▶ [What the task requires]:
Determine which lines contain the word "گاڑی", then copy those lines.

▶ [Material]:
»»
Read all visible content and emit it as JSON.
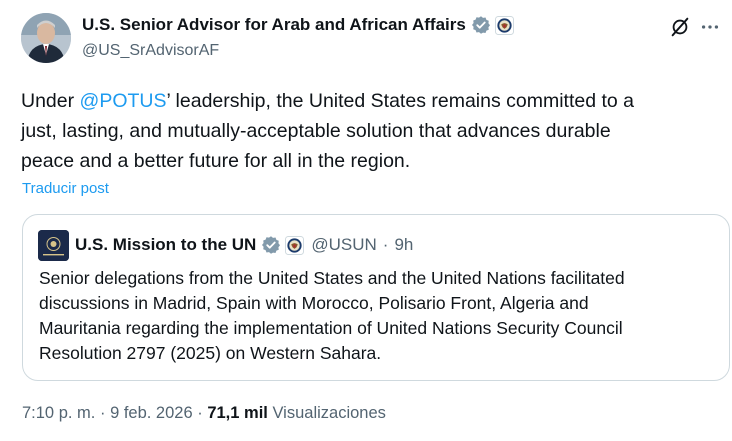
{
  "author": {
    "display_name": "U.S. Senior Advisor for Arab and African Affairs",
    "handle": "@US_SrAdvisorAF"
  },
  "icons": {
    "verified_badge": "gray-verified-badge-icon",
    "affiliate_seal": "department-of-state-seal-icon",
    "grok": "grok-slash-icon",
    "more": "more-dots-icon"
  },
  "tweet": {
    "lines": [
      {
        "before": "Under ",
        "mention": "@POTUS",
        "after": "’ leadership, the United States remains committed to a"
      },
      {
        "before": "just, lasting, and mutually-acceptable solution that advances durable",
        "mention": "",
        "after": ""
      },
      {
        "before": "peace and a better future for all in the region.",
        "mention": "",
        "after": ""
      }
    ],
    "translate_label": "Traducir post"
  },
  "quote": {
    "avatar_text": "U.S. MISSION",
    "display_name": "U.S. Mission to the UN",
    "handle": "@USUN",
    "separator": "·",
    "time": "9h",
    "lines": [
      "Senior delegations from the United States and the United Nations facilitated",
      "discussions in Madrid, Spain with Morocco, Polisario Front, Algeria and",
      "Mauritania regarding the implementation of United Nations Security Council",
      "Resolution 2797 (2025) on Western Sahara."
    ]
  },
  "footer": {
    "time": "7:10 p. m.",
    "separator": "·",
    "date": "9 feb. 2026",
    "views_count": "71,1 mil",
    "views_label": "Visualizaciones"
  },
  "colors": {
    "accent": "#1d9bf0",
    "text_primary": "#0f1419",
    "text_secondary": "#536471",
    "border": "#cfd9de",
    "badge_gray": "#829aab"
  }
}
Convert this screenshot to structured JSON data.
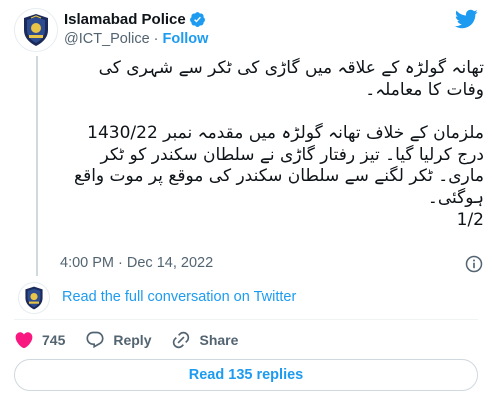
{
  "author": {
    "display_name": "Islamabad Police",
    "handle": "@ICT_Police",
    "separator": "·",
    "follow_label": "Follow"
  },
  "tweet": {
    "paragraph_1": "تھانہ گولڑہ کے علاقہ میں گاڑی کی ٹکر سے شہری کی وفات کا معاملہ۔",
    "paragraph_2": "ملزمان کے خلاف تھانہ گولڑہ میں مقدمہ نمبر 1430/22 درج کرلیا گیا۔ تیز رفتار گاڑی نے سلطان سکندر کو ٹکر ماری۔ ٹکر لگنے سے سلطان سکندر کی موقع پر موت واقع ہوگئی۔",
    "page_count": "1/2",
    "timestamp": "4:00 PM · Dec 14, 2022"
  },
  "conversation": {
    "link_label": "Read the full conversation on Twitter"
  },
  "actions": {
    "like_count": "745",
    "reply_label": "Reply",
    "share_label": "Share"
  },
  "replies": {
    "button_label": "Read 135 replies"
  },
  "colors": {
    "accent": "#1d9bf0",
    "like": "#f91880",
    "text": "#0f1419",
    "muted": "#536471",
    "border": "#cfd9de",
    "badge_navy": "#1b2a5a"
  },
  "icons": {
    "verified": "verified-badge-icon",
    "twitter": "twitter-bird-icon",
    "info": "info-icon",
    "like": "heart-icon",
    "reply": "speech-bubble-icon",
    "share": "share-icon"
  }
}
««
»»
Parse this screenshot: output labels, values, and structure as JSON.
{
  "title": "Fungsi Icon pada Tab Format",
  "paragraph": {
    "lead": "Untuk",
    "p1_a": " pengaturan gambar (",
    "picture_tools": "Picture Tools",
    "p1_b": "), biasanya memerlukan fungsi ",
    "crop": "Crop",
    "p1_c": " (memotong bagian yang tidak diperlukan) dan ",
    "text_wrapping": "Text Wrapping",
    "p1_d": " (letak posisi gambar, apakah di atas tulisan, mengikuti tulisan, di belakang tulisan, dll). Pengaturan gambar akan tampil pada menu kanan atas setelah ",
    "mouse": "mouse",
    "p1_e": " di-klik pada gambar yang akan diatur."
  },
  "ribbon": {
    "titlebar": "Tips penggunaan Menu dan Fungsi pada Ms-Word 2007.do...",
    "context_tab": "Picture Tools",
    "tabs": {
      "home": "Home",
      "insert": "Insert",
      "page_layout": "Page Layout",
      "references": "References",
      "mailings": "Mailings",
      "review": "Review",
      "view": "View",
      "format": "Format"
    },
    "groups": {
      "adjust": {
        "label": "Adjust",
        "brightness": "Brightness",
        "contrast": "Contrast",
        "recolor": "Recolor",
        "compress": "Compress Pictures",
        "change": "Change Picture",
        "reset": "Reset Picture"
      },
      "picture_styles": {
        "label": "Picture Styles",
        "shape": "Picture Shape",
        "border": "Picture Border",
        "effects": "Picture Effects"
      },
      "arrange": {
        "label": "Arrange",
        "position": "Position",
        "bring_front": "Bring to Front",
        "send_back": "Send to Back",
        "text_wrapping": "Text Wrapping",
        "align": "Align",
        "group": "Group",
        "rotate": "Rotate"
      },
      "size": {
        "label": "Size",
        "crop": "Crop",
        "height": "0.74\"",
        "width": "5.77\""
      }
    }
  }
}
««
▶ [Task output]:
    "paragraph_1": "تھانہ گولڑہ کے علاقہ میں گاڑی کی ٹکر سے شہری کی وفات کا معاملہ۔",
    "paragraph_2": "ملزمان کے خلاف تھانہ گولڑہ میں مقدمہ نمبر 1430/22 درج کرلیا گیا۔ تیز رفتار گاڑی نے سلطان سکندر کو ٹکر ماری۔ ٹکر لگنے سے سلطان سکندر کی موقع پر موت واقع ہوگئی۔",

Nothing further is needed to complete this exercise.